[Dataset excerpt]
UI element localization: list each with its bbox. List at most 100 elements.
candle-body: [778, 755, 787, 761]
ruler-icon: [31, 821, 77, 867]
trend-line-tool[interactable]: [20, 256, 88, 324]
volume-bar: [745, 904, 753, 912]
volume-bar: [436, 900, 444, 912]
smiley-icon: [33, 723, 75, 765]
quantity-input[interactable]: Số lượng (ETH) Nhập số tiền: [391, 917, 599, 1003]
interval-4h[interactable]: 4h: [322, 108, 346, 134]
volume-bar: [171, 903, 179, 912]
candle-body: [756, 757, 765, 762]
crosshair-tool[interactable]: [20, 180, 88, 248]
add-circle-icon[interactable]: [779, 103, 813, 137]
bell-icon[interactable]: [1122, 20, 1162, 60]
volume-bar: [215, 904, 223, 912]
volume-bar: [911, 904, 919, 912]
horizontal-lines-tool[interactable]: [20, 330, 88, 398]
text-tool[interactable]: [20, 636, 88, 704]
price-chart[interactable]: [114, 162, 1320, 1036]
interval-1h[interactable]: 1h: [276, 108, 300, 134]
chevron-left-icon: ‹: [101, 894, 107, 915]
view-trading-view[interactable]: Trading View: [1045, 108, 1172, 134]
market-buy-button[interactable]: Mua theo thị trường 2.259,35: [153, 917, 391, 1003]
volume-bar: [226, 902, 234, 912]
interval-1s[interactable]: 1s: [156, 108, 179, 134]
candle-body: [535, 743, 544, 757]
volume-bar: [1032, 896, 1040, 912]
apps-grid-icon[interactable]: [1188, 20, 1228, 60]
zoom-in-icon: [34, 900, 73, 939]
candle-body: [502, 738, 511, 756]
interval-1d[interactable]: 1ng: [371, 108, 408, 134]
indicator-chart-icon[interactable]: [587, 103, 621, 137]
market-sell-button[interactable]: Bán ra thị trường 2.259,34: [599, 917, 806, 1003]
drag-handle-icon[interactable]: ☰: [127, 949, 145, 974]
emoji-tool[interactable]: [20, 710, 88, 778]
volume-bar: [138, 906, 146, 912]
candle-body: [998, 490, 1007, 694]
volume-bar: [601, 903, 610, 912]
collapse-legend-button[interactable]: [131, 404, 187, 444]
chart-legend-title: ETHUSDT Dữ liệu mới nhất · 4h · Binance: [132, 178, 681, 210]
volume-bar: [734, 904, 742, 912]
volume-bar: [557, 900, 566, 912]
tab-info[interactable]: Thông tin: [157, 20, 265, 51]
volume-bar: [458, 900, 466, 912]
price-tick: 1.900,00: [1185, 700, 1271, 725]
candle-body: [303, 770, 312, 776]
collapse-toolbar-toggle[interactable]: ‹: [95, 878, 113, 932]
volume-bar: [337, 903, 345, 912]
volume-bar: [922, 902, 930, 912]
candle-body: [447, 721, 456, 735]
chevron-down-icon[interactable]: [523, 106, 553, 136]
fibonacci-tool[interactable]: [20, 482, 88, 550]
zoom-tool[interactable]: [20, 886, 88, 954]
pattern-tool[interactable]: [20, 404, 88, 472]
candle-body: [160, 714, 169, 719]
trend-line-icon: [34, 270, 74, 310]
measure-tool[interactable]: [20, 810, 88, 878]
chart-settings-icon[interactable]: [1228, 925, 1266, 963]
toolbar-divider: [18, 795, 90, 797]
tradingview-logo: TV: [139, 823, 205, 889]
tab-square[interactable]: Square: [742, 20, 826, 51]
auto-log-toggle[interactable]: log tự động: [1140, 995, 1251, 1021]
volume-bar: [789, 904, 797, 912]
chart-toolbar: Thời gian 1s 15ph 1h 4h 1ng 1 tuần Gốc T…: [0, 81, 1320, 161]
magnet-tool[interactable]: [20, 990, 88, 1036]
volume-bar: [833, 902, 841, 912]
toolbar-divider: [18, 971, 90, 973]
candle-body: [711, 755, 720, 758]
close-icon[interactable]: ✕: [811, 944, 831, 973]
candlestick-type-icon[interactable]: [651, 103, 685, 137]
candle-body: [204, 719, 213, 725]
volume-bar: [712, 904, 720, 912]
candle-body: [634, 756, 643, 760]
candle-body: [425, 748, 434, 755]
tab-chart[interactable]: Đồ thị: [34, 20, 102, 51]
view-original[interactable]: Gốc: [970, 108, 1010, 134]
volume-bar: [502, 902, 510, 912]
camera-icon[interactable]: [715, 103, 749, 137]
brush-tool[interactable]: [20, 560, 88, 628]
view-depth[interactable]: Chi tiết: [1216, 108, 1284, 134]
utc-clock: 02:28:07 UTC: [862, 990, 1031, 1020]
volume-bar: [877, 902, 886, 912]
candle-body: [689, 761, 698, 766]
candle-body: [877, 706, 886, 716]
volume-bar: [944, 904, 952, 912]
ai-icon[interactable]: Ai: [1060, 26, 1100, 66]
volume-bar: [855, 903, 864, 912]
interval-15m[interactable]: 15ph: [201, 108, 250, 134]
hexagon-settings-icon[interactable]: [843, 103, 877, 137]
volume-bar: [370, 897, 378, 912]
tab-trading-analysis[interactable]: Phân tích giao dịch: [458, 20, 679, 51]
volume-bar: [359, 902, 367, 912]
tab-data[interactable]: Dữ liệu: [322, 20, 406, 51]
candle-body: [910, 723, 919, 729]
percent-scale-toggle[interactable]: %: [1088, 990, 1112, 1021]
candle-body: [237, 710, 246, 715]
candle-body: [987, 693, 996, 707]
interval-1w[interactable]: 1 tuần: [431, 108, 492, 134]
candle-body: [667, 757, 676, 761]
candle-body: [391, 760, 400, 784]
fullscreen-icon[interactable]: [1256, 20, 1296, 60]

◆ Given task
Reproduce every entry above, substituting "candlestick-body" for each occurrence of "candle-body" and leaving all other text unchanged.

◆ Correct answer
UI element localization: list each with its bbox. List at most 100 elements.
candlestick-body: [778, 755, 787, 761]
ruler-icon: [31, 821, 77, 867]
trend-line-tool[interactable]: [20, 256, 88, 324]
volume-bar: [745, 904, 753, 912]
volume-bar: [436, 900, 444, 912]
smiley-icon: [33, 723, 75, 765]
quantity-input[interactable]: Số lượng (ETH) Nhập số tiền: [391, 917, 599, 1003]
interval-4h[interactable]: 4h: [322, 108, 346, 134]
volume-bar: [171, 903, 179, 912]
candlestick-body: [756, 757, 765, 762]
crosshair-tool[interactable]: [20, 180, 88, 248]
add-circle-icon[interactable]: [779, 103, 813, 137]
bell-icon[interactable]: [1122, 20, 1162, 60]
volume-bar: [215, 904, 223, 912]
volume-bar: [911, 904, 919, 912]
horizontal-lines-tool[interactable]: [20, 330, 88, 398]
text-tool[interactable]: [20, 636, 88, 704]
price-chart[interactable]: [114, 162, 1320, 1036]
interval-1h[interactable]: 1h: [276, 108, 300, 134]
chevron-left-icon: ‹: [101, 894, 107, 915]
view-trading-view[interactable]: Trading View: [1045, 108, 1172, 134]
market-buy-button[interactable]: Mua theo thị trường 2.259,35: [153, 917, 391, 1003]
volume-bar: [226, 902, 234, 912]
interval-1s[interactable]: 1s: [156, 108, 179, 134]
candlestick-body: [535, 743, 544, 757]
volume-bar: [1032, 896, 1040, 912]
apps-grid-icon[interactable]: [1188, 20, 1228, 60]
zoom-in-icon: [34, 900, 73, 939]
candlestick-body: [502, 738, 511, 756]
interval-1d[interactable]: 1ng: [371, 108, 408, 134]
indicator-chart-icon[interactable]: [587, 103, 621, 137]
market-sell-button[interactable]: Bán ra thị trường 2.259,34: [599, 917, 806, 1003]
drag-handle-icon[interactable]: ☰: [127, 949, 145, 974]
emoji-tool[interactable]: [20, 710, 88, 778]
volume-bar: [138, 906, 146, 912]
candlestick-body: [998, 490, 1007, 694]
volume-bar: [601, 903, 610, 912]
collapse-legend-button[interactable]: [131, 404, 187, 444]
chart-legend-title: ETHUSDT Dữ liệu mới nhất · 4h · Binance: [132, 178, 681, 210]
volume-bar: [734, 904, 742, 912]
volume-bar: [557, 900, 566, 912]
tab-info[interactable]: Thông tin: [157, 20, 265, 51]
volume-bar: [458, 900, 466, 912]
price-tick: 1.900,00: [1185, 700, 1271, 725]
candlestick-body: [303, 770, 312, 776]
collapse-toolbar-toggle[interactable]: ‹: [95, 878, 113, 932]
volume-bar: [337, 903, 345, 912]
volume-bar: [922, 902, 930, 912]
candlestick-body: [447, 721, 456, 735]
chevron-down-icon[interactable]: [523, 106, 553, 136]
fibonacci-tool[interactable]: [20, 482, 88, 550]
zoom-tool[interactable]: [20, 886, 88, 954]
pattern-tool[interactable]: [20, 404, 88, 472]
candlestick-body: [160, 714, 169, 719]
trend-line-icon: [34, 270, 74, 310]
measure-tool[interactable]: [20, 810, 88, 878]
chart-settings-icon[interactable]: [1228, 925, 1266, 963]
toolbar-divider: [18, 795, 90, 797]
tradingview-logo: TV: [139, 823, 205, 889]
tab-square[interactable]: Square: [742, 20, 826, 51]
auto-log-toggle[interactable]: log tự động: [1140, 995, 1251, 1021]
volume-bar: [789, 904, 797, 912]
chart-toolbar: Thời gian 1s 15ph 1h 4h 1ng 1 tuần Gốc T…: [0, 81, 1320, 161]
magnet-tool[interactable]: [20, 990, 88, 1036]
volume-bar: [833, 902, 841, 912]
toolbar-divider: [18, 971, 90, 973]
candlestick-body: [711, 755, 720, 758]
close-icon[interactable]: ✕: [811, 944, 831, 973]
candlestick-type-icon[interactable]: [651, 103, 685, 137]
candlestick-body: [204, 719, 213, 725]
volume-bar: [712, 904, 720, 912]
candlestick-body: [634, 756, 643, 760]
candlestick-body: [425, 748, 434, 755]
tab-chart[interactable]: Đồ thị: [34, 20, 102, 51]
view-original[interactable]: Gốc: [970, 108, 1010, 134]
volume-bar: [502, 902, 510, 912]
camera-icon[interactable]: [715, 103, 749, 137]
brush-tool[interactable]: [20, 560, 88, 628]
view-depth[interactable]: Chi tiết: [1216, 108, 1284, 134]
utc-clock: 02:28:07 UTC: [862, 990, 1031, 1020]
volume-bar: [877, 902, 886, 912]
candlestick-body: [689, 761, 698, 766]
candlestick-body: [877, 706, 886, 716]
volume-bar: [944, 904, 952, 912]
ai-icon[interactable]: Ai: [1060, 26, 1100, 66]
volume-bar: [855, 903, 864, 912]
interval-15m[interactable]: 15ph: [201, 108, 250, 134]
hexagon-settings-icon[interactable]: [843, 103, 877, 137]
volume-bar: [370, 897, 378, 912]
tab-trading-analysis[interactable]: Phân tích giao dịch: [458, 20, 679, 51]
volume-bar: [359, 902, 367, 912]
tab-data[interactable]: Dữ liệu: [322, 20, 406, 51]
candlestick-body: [910, 723, 919, 729]
percent-scale-toggle[interactable]: %: [1088, 990, 1112, 1021]
candlestick-body: [237, 710, 246, 715]
candlestick-body: [987, 693, 996, 707]
interval-1w[interactable]: 1 tuần: [431, 108, 492, 134]
candlestick-body: [667, 757, 676, 761]
candlestick-body: [391, 760, 400, 784]
fullscreen-icon[interactable]: [1256, 20, 1296, 60]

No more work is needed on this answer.